▶ **TASK DESCRIPTION**
Find each line containing the word "JSON" and report how many there are. Add nothing else.

▶ **RECORD LIST**
━━━━
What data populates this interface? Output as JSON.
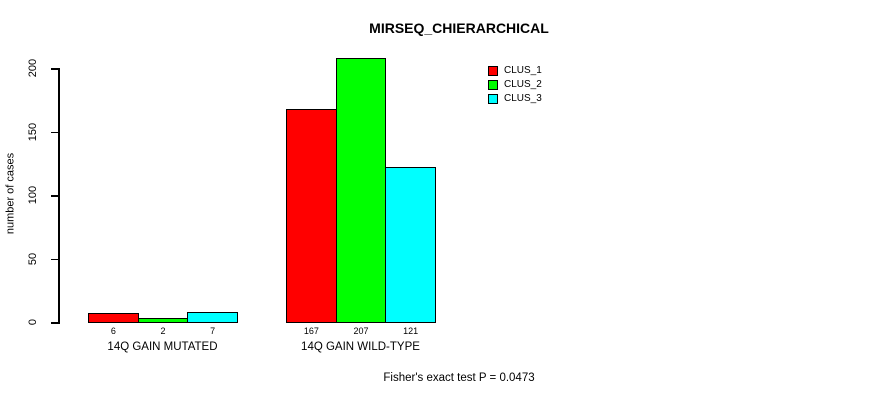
{
  "page": {
    "background": "#ffffff",
    "text_color": "#000000",
    "axis_color": "#000000"
  },
  "chart_data": {
    "type": "bar",
    "title": "MIRSEQ_CHIERARCHICAL",
    "ylabel": "number of cases",
    "xlabel": "",
    "categories": [
      "14Q GAIN MUTATED",
      "14Q GAIN WILD-TYPE"
    ],
    "series": [
      {
        "name": "CLUS_1",
        "color": "#ff0000",
        "values": [
          6,
          167
        ]
      },
      {
        "name": "CLUS_2",
        "color": "#00ff00",
        "values": [
          2,
          207
        ]
      },
      {
        "name": "CLUS_3",
        "color": "#00ffff",
        "values": [
          7,
          121
        ]
      }
    ],
    "yticks": [
      0,
      50,
      100,
      150,
      200
    ],
    "ylim": [
      0,
      207
    ],
    "grid": false,
    "show_bar_values": true,
    "legend_position": "upper-right",
    "legend_labels": [
      "CLUS_1",
      "CLUS_2",
      "CLUS_3"
    ],
    "annotation": "Fisher's exact test P = 0.0473"
  }
}
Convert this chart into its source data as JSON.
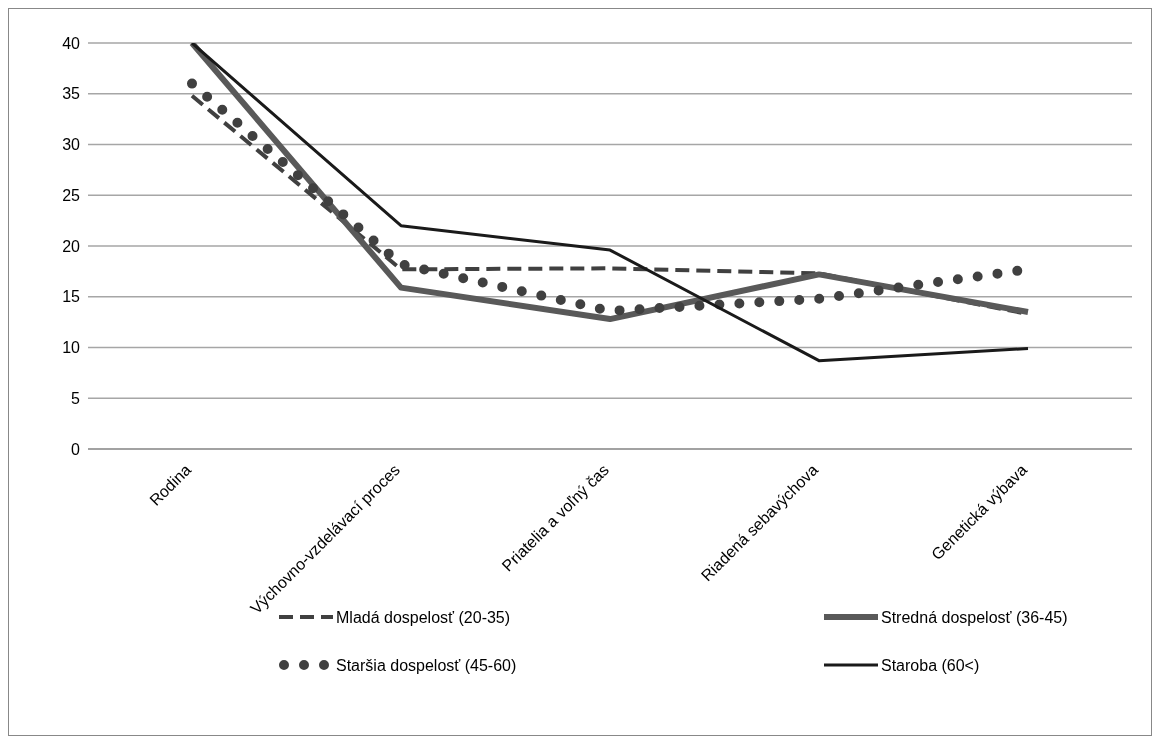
{
  "chart_data": {
    "type": "line",
    "categories": [
      "Rodina",
      "Výchovno-vzdelávací proces",
      "Priatelia a voľný čas",
      "Riadená sebavýchova",
      "Genetická výbava"
    ],
    "series": [
      {
        "name": "Mladá dospelosť (20-35)",
        "color": "#404040",
        "line_style": "dashed",
        "values": [
          34.8,
          17.7,
          17.8,
          17.3,
          13.3
        ]
      },
      {
        "name": "Stredná dospelosť (36-45)",
        "color": "#595959",
        "line_style": "solid",
        "values": [
          40,
          15.9,
          12.8,
          17.2,
          13.5
        ]
      },
      {
        "name": "Staršia dospelosť (45-60)",
        "color": "#404040",
        "line_style": "dotted",
        "values": [
          36,
          18.2,
          13.6,
          14.8,
          17.7
        ]
      },
      {
        "name": "Staroba (60<)",
        "color": "#1a1a1a",
        "line_style": "solid",
        "values": [
          40,
          22,
          19.6,
          8.7,
          9.9
        ]
      }
    ],
    "ylim": [
      0,
      40
    ],
    "yticks": [
      0,
      5,
      10,
      15,
      20,
      25,
      30,
      35,
      40
    ],
    "grid": "y",
    "legend": "bottom",
    "marker": "none"
  }
}
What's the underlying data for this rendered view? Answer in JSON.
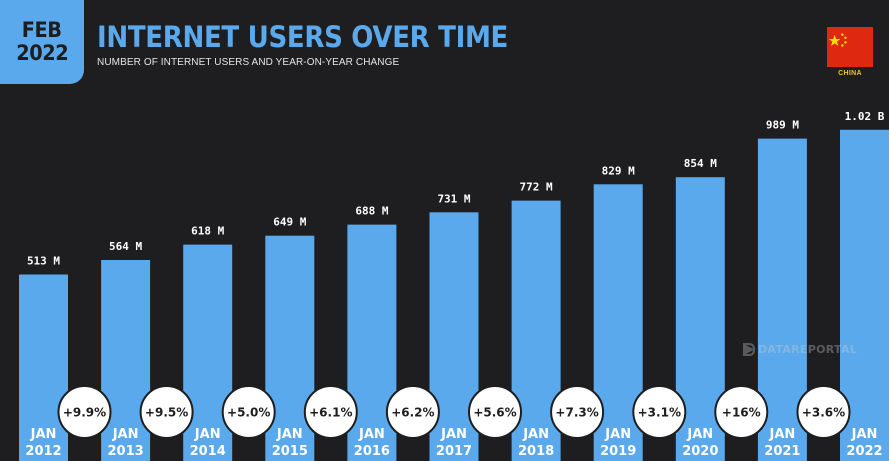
━━━━
▶ **SOLUTION**
3